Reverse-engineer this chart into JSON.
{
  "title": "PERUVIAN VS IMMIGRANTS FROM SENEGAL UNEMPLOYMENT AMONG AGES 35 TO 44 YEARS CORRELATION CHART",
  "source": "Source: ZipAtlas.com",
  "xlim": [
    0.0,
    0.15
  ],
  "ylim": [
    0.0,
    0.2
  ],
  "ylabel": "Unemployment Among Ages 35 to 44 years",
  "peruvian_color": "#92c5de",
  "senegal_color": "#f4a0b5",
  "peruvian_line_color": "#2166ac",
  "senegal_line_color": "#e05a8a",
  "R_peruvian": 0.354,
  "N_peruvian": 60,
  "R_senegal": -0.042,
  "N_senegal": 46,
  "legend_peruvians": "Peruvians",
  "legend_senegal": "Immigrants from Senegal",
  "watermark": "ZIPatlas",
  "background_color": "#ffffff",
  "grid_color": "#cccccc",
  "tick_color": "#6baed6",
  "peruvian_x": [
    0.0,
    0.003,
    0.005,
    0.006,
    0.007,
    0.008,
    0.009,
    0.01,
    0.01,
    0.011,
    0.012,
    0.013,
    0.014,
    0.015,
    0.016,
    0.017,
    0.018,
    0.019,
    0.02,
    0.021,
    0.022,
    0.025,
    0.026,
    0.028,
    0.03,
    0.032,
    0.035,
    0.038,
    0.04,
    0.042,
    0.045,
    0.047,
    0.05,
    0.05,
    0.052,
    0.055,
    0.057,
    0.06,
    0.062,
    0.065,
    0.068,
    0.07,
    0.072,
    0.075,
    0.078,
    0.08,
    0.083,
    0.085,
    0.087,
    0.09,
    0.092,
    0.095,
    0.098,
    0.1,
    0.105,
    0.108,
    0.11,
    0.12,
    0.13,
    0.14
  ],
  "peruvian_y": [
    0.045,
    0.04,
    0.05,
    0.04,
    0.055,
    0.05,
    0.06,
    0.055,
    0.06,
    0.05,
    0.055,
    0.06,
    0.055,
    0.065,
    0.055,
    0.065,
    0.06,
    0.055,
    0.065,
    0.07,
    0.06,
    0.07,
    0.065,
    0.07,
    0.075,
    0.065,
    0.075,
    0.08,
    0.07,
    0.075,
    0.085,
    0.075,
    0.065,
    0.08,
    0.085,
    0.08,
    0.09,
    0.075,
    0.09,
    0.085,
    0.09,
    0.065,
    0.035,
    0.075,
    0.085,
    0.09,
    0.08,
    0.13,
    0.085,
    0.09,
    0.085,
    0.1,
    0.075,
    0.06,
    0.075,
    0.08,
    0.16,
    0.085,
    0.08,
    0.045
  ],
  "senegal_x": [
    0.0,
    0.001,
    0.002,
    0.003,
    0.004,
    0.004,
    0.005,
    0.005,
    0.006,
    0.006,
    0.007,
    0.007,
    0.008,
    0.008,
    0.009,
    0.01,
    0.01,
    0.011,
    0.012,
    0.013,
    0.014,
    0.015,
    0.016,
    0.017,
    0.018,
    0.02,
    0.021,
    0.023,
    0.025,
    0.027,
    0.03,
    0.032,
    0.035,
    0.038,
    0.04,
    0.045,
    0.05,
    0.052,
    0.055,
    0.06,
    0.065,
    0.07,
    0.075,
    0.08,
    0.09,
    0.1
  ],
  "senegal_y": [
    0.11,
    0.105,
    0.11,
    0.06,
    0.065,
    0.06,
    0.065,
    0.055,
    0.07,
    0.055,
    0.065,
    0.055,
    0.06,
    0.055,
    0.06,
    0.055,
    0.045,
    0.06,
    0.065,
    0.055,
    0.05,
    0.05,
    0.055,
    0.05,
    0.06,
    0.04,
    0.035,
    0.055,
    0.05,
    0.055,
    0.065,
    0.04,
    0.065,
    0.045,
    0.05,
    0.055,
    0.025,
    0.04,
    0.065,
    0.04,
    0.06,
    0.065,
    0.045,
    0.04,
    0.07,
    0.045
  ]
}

Exercise
Take the entries above and copy them out exactly.

Result
Reverse-engineer this chart into JSON.
{
  "title": "PERUVIAN VS IMMIGRANTS FROM SENEGAL UNEMPLOYMENT AMONG AGES 35 TO 44 YEARS CORRELATION CHART",
  "source": "Source: ZipAtlas.com",
  "xlim": [
    0.0,
    0.15
  ],
  "ylim": [
    0.0,
    0.2
  ],
  "ylabel": "Unemployment Among Ages 35 to 44 years",
  "peruvian_color": "#92c5de",
  "senegal_color": "#f4a0b5",
  "peruvian_line_color": "#2166ac",
  "senegal_line_color": "#e05a8a",
  "R_peruvian": 0.354,
  "N_peruvian": 60,
  "R_senegal": -0.042,
  "N_senegal": 46,
  "legend_peruvians": "Peruvians",
  "legend_senegal": "Immigrants from Senegal",
  "watermark": "ZIPatlas",
  "background_color": "#ffffff",
  "grid_color": "#cccccc",
  "tick_color": "#6baed6",
  "peruvian_x": [
    0.0,
    0.003,
    0.005,
    0.006,
    0.007,
    0.008,
    0.009,
    0.01,
    0.01,
    0.011,
    0.012,
    0.013,
    0.014,
    0.015,
    0.016,
    0.017,
    0.018,
    0.019,
    0.02,
    0.021,
    0.022,
    0.025,
    0.026,
    0.028,
    0.03,
    0.032,
    0.035,
    0.038,
    0.04,
    0.042,
    0.045,
    0.047,
    0.05,
    0.05,
    0.052,
    0.055,
    0.057,
    0.06,
    0.062,
    0.065,
    0.068,
    0.07,
    0.072,
    0.075,
    0.078,
    0.08,
    0.083,
    0.085,
    0.087,
    0.09,
    0.092,
    0.095,
    0.098,
    0.1,
    0.105,
    0.108,
    0.11,
    0.12,
    0.13,
    0.14
  ],
  "peruvian_y": [
    0.045,
    0.04,
    0.05,
    0.04,
    0.055,
    0.05,
    0.06,
    0.055,
    0.06,
    0.05,
    0.055,
    0.06,
    0.055,
    0.065,
    0.055,
    0.065,
    0.06,
    0.055,
    0.065,
    0.07,
    0.06,
    0.07,
    0.065,
    0.07,
    0.075,
    0.065,
    0.075,
    0.08,
    0.07,
    0.075,
    0.085,
    0.075,
    0.065,
    0.08,
    0.085,
    0.08,
    0.09,
    0.075,
    0.09,
    0.085,
    0.09,
    0.065,
    0.035,
    0.075,
    0.085,
    0.09,
    0.08,
    0.13,
    0.085,
    0.09,
    0.085,
    0.1,
    0.075,
    0.06,
    0.075,
    0.08,
    0.16,
    0.085,
    0.08,
    0.045
  ],
  "senegal_x": [
    0.0,
    0.001,
    0.002,
    0.003,
    0.004,
    0.004,
    0.005,
    0.005,
    0.006,
    0.006,
    0.007,
    0.007,
    0.008,
    0.008,
    0.009,
    0.01,
    0.01,
    0.011,
    0.012,
    0.013,
    0.014,
    0.015,
    0.016,
    0.017,
    0.018,
    0.02,
    0.021,
    0.023,
    0.025,
    0.027,
    0.03,
    0.032,
    0.035,
    0.038,
    0.04,
    0.045,
    0.05,
    0.052,
    0.055,
    0.06,
    0.065,
    0.07,
    0.075,
    0.08,
    0.09,
    0.1
  ],
  "senegal_y": [
    0.11,
    0.105,
    0.11,
    0.06,
    0.065,
    0.06,
    0.065,
    0.055,
    0.07,
    0.055,
    0.065,
    0.055,
    0.06,
    0.055,
    0.06,
    0.055,
    0.045,
    0.06,
    0.065,
    0.055,
    0.05,
    0.05,
    0.055,
    0.05,
    0.06,
    0.04,
    0.035,
    0.055,
    0.05,
    0.055,
    0.065,
    0.04,
    0.065,
    0.045,
    0.05,
    0.055,
    0.025,
    0.04,
    0.065,
    0.04,
    0.06,
    0.065,
    0.045,
    0.04,
    0.07,
    0.045
  ]
}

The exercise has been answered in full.